What is needed » Print out each record below, unaltered and complete, without its images.
— start of Data for this task —
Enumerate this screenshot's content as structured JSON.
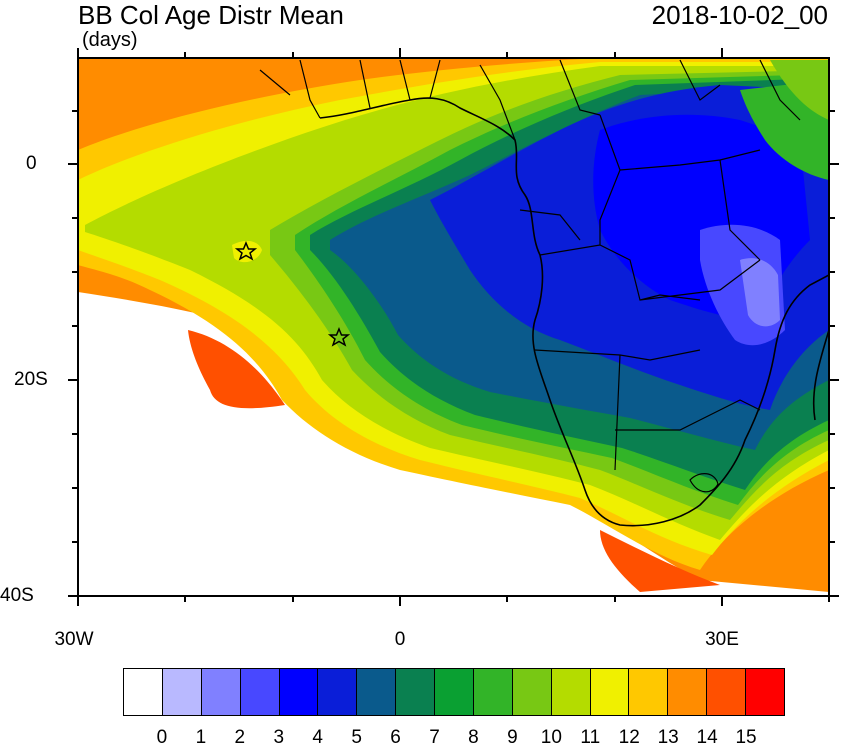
{
  "header": {
    "title": "BB Col Age Distr Mean",
    "units": "(days)",
    "date": "2018-10-02_00"
  },
  "axes": {
    "lat_labels": [
      "0",
      "20S",
      "40S"
    ],
    "lon_labels": [
      "30W",
      "0",
      "30E"
    ]
  },
  "map": {
    "extent": {
      "lon_min": -30,
      "lon_max": 40,
      "lat_min": -40,
      "lat_max": 10
    },
    "markers": [
      {
        "name": "star-marker-1",
        "lon": -14.5,
        "lat": -8
      },
      {
        "name": "star-marker-2",
        "lon": -6,
        "lat": -16
      }
    ]
  },
  "colorbar": {
    "labels": [
      "0",
      "1",
      "2",
      "3",
      "4",
      "5",
      "6",
      "7",
      "8",
      "9",
      "10",
      "11",
      "12",
      "13",
      "14",
      "15"
    ],
    "colors": [
      "#ffffff",
      "#b9b9ff",
      "#8080ff",
      "#4848ff",
      "#0000ff",
      "#0a1ed8",
      "#0a5a8c",
      "#0a8050",
      "#0aa032",
      "#32b428",
      "#78c814",
      "#b4dc00",
      "#f0f000",
      "#ffc800",
      "#ff8c00",
      "#ff5000",
      "#ff0000"
    ]
  }
}
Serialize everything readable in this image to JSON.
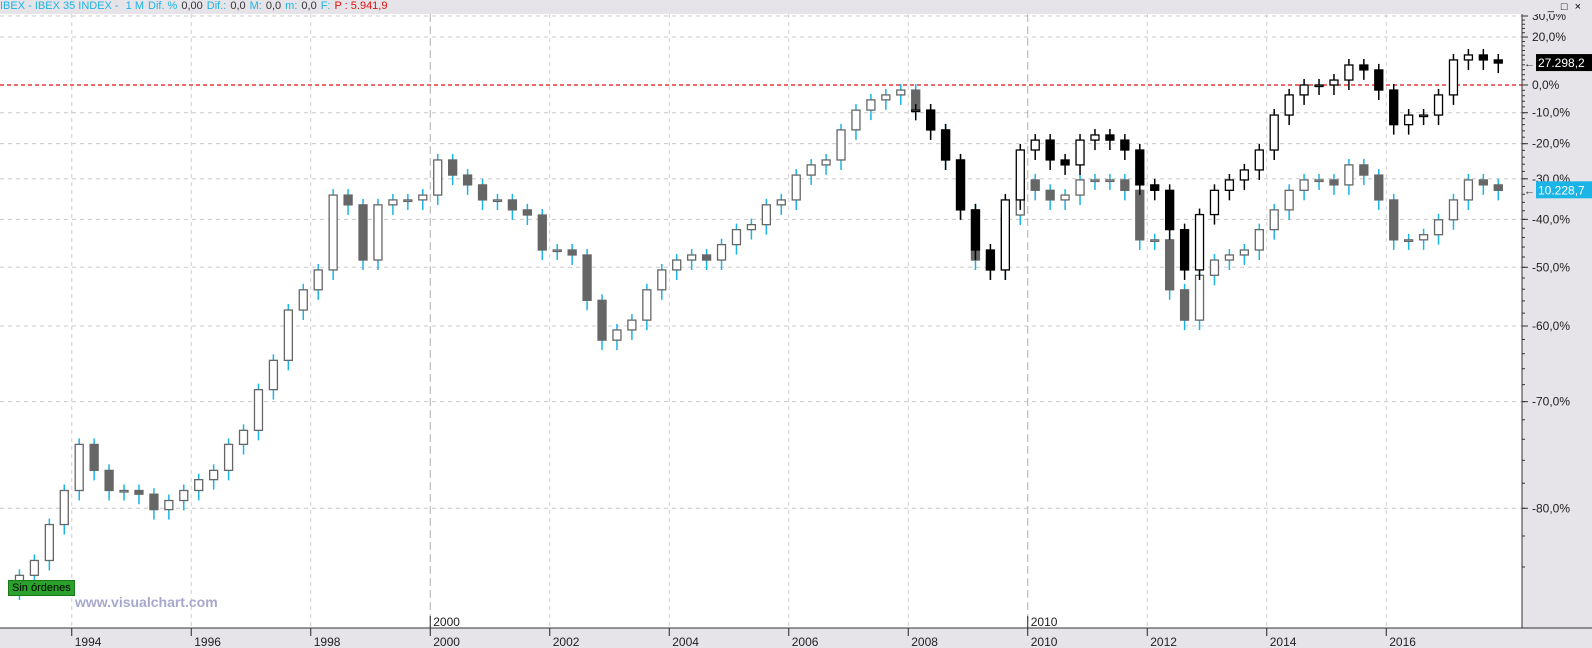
{
  "header": {
    "symbol": "IBEX - IBEX 35 INDEX - ",
    "period": "1 M",
    "dif_pct_label": "Dif. %",
    "dif_pct_value": "0,00",
    "dif_label": "Dif.:",
    "dif_value": "0,0",
    "max_label": "M:",
    "max_value": "0,0",
    "min_label": "m:",
    "min_value": "0,0",
    "f_label": "F:",
    "price": "P : 5.941,9"
  },
  "window_buttons": {
    "minimize": "_",
    "maximize": "□",
    "close": "×"
  },
  "badge": "Sin órdenes",
  "watermark": "www.visualchart.com",
  "chart_data": {
    "type": "candlestick",
    "y_scale": "log (percent change)",
    "ylim": [
      -84.5,
      30
    ],
    "y_ticks": [
      30,
      20,
      0,
      -10,
      -20,
      -30,
      -40,
      -50,
      -60,
      -70,
      -80
    ],
    "y_tick_labels": [
      "30,0%",
      "20,0%",
      "0,0%",
      "-10,0%",
      "-20,0%",
      "-30,0%",
      "-40,0%",
      "-50,0%",
      "-60,0%",
      "-70,0%",
      "-80,0%"
    ],
    "reference_line": {
      "value": 0,
      "color": "#e01010",
      "style": "dashed"
    },
    "x_ticks": [
      1994,
      1996,
      1998,
      2000,
      2002,
      2004,
      2006,
      2008,
      2010,
      2012,
      2014,
      2016
    ],
    "x_tick_labels": [
      "1994",
      "1996",
      "1998",
      "2000",
      "2002",
      "2004",
      "2006",
      "2008",
      "2010",
      "2012",
      "2014",
      "2016"
    ],
    "decade_labels": [
      "2000",
      "2010"
    ],
    "decade_ticks": [
      2000,
      2010
    ],
    "xlim": [
      1992.9,
      2017.95
    ],
    "grid": true,
    "series": [
      {
        "color": "#1ab4e6",
        "body_color": "#666666",
        "last_label": "10.228,7",
        "start": 1993,
        "step_years": 0.25,
        "closes": [
          -84.5,
          -83.6,
          -81.2,
          -78.6,
          -74.5,
          -76.9,
          -78.6,
          -78.6,
          -78.9,
          -80.1,
          -79.4,
          -78.6,
          -77.7,
          -76.9,
          -74.5,
          -73.1,
          -68.6,
          -64.9,
          -57.5,
          -54.1,
          -50.5,
          -34.2,
          -36.6,
          -48.6,
          -36.6,
          -35.4,
          -35.4,
          -34.2,
          -24.8,
          -29.0,
          -31.6,
          -35.4,
          -35.4,
          -37.8,
          -39.0,
          -46.6,
          -46.6,
          -47.6,
          -55.9,
          -62.1,
          -60.6,
          -59.1,
          -54.1,
          -50.5,
          -48.6,
          -47.6,
          -48.6,
          -45.5,
          -42.3,
          -41.2,
          -36.6,
          -35.4,
          -29.0,
          -26.2,
          -24.8,
          -15.7,
          -9.1,
          -5.5,
          -3.7,
          -1.9,
          -9.1,
          -15.7,
          -24.8,
          -37.8,
          -48.6,
          -50.5,
          -39.0,
          -30.3,
          -33.0,
          -35.4,
          -34.2,
          -30.3,
          -30.3,
          -30.3,
          -33.0,
          -44.5,
          -44.5,
          -54.1,
          -59.1,
          -51.5,
          -48.6,
          -47.6,
          -46.6,
          -42.3,
          -37.8,
          -33.0,
          -30.3,
          -30.3,
          -31.6,
          -26.2,
          -29.0,
          -35.4,
          -44.5,
          -44.5,
          -43.4,
          -40.1,
          -35.4,
          -30.3,
          -31.6,
          -33.0
        ]
      },
      {
        "color": "#000000",
        "body_color": "#000000",
        "last_label": "27.298,2",
        "start": 2008,
        "step_years": 0.25,
        "closes": [
          -9.1,
          -15.7,
          -24.8,
          -37.8,
          -46.6,
          -50.5,
          -35.4,
          -21.9,
          -18.9,
          -24.8,
          -26.2,
          -18.9,
          -17.3,
          -18.9,
          -21.9,
          -31.6,
          -33.0,
          -42.3,
          -50.5,
          -38.9,
          -33.0,
          -30.3,
          -27.6,
          -21.9,
          -10.8,
          -3.7,
          0,
          0,
          1.9,
          7.9,
          5.9,
          -1.9,
          -14.0,
          -10.8,
          -10.8,
          -3.7,
          10.0,
          12.1,
          10.0,
          8.7
        ]
      }
    ]
  }
}
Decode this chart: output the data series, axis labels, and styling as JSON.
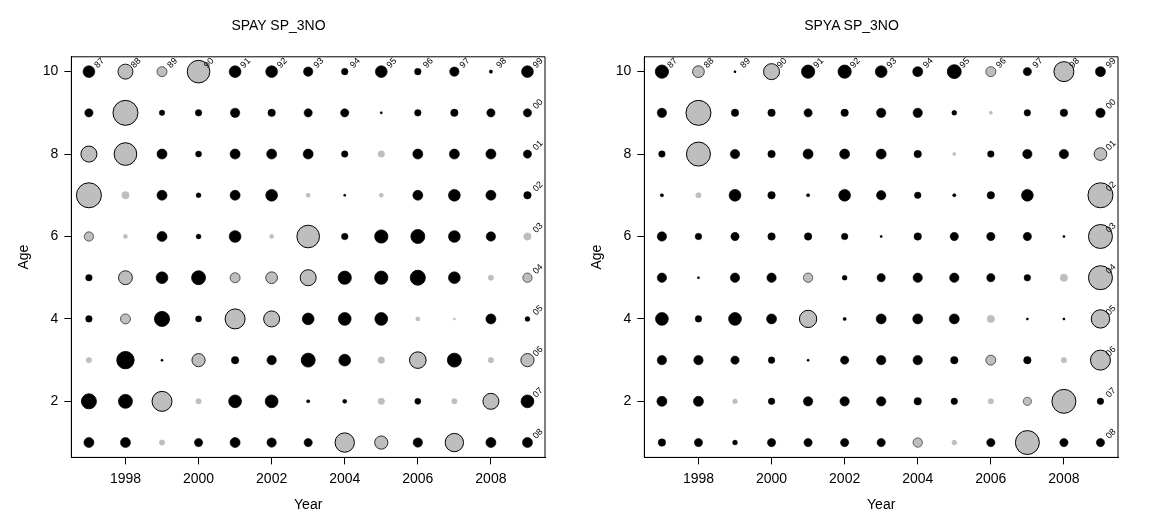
— end of Data for this task —
Problem solution »
Enumerate this screenshot's content as structured JSON.
{
  "header": {
    "title": "BB Col Age Distr Mean",
    "units": "(days)",
    "date": "2018-10-02_00"
  },
  "axes": {
    "lat_labels": [
      "0",
      "20S",
      "40S"
    ],
    "lon_labels": [
      "30W",
      "0",
      "30E"
    ]
  },
  "map": {
    "extent": {
      "lon_min": -30,
      "lon_max": 40,
      "lat_min": -40,
      "lat_max": 10
    },
    "markers": [
      {
        "name": "star-marker-1",
        "lon": -14.5,
        "lat": -8
      },
      {
        "name": "star-marker-2",
        "lon": -6,
        "lat": -16
      }
    ]
  },
  "colorbar": {
    "labels": [
      "0",
      "1",
      "2",
      "3",
      "4",
      "5",
      "6",
      "7",
      "8",
      "9",
      "10",
      "11",
      "12",
      "13",
      "14",
      "15"
    ],
    "colors": [
      "#ffffff",
      "#b9b9ff",
      "#8080ff",
      "#4848ff",
      "#0000ff",
      "#0a1ed8",
      "#0a5a8c",
      "#0a8050",
      "#0aa032",
      "#32b428",
      "#78c814",
      "#b4dc00",
      "#f0f000",
      "#ffc800",
      "#ff8c00",
      "#ff5000",
      "#ff0000"
    ]
  }
}
Serialize everything readable in this image to JSON.
{
  "header": {
    "symbol": "IBEX - IBEX 35 INDEX - ",
    "period": "1 M",
    "dif_pct_label": "Dif. %",
    "dif_pct_value": "0,00",
    "dif_label": "Dif.:",
    "dif_value": "0,0",
    "max_label": "M:",
    "max_value": "0,0",
    "min_label": "m:",
    "min_value": "0,0",
    "f_label": "F:",
    "price": "P : 5.941,9"
  },
  "window_buttons": {
    "minimize": "_",
    "maximize": "□",
    "close": "×"
  },
  "badge": "Sin órdenes",
  "watermark": "www.visualchart.com",
  "chart_data": {
    "type": "candlestick",
    "y_scale": "log (percent change)",
    "ylim": [
      -84.5,
      30
    ],
    "y_ticks": [
      30,
      20,
      0,
      -10,
      -20,
      -30,
      -40,
      -50,
      -60,
      -70,
      -80
    ],
    "y_tick_labels": [
      "30,0%",
      "20,0%",
      "0,0%",
      "-10,0%",
      "-20,0%",
      "-30,0%",
      "-40,0%",
      "-50,0%",
      "-60,0%",
      "-70,0%",
      "-80,0%"
    ],
    "reference_line": {
      "value": 0,
      "color": "#e01010",
      "style": "dashed"
    },
    "x_ticks": [
      1994,
      1996,
      1998,
      2000,
      2002,
      2004,
      2006,
      2008,
      2010,
      2012,
      2014,
      2016
    ],
    "x_tick_labels": [
      "1994",
      "1996",
      "1998",
      "2000",
      "2002",
      "2004",
      "2006",
      "2008",
      "2010",
      "2012",
      "2014",
      "2016"
    ],
    "decade_labels": [
      "2000",
      "2010"
    ],
    "decade_ticks": [
      2000,
      2010
    ],
    "xlim": [
      1992.9,
      2017.95
    ],
    "grid": true,
    "series": [
      {
        "color": "#1ab4e6",
        "body_color": "#666666",
        "last_label": "10.228,7",
        "start": 1993,
        "step_years": 0.25,
        "closes": [
          -84.5,
          -83.6,
          -81.2,
          -78.6,
          -74.5,
          -76.9,
          -78.6,
          -78.6,
          -78.9,
          -80.1,
          -79.4,
          -78.6,
          -77.7,
          -76.9,
          -74.5,
          -73.1,
          -68.6,
          -64.9,
          -57.5,
          -54.1,
          -50.5,
          -34.2,
          -36.6,
          -48.6,
          -36.6,
          -35.4,
          -35.4,
          -34.2,
          -24.8,
          -29.0,
          -31.6,
          -35.4,
          -35.4,
          -37.8,
          -39.0,
          -46.6,
          -46.6,
          -47.6,
          -55.9,
          -62.1,
          -60.6,
          -59.1,
          -54.1,
          -50.5,
          -48.6,
          -47.6,
          -48.6,
          -45.5,
          -42.3,
          -41.2,
          -36.6,
          -35.4,
          -29.0,
          -26.2,
          -24.8,
          -15.7,
          -9.1,
          -5.5,
          -3.7,
          -1.9,
          -9.1,
          -15.7,
          -24.8,
          -37.8,
          -48.6,
          -50.5,
          -39.0,
          -30.3,
          -33.0,
          -35.4,
          -34.2,
          -30.3,
          -30.3,
          -30.3,
          -33.0,
          -44.5,
          -44.5,
          -54.1,
          -59.1,
          -51.5,
          -48.6,
          -47.6,
          -46.6,
          -42.3,
          -37.8,
          -33.0,
          -30.3,
          -30.3,
          -31.6,
          -26.2,
          -29.0,
          -35.4,
          -44.5,
          -44.5,
          -43.4,
          -40.1,
          -35.4,
          -30.3,
          -31.6,
          -33.0
        ]
      },
      {
        "color": "#000000",
        "body_color": "#000000",
        "last_label": "27.298,2",
        "start": 2008,
        "step_years": 0.25,
        "closes": [
          -9.1,
          -15.7,
          -24.8,
          -37.8,
          -46.6,
          -50.5,
          -35.4,
          -21.9,
          -18.9,
          -24.8,
          -26.2,
          -18.9,
          -17.3,
          -18.9,
          -21.9,
          -31.6,
          -33.0,
          -42.3,
          -50.5,
          -38.9,
          -33.0,
          -30.3,
          -27.6,
          -21.9,
          -10.8,
          -3.7,
          0,
          0,
          1.9,
          7.9,
          5.9,
          -1.9,
          -14.0,
          -10.8,
          -10.8,
          -3.7,
          10.0,
          12.1,
          10.0,
          8.7
        ]
      }
    ]
  }
}
Decode this chart: output the data series, axis labels, and styling as JSON.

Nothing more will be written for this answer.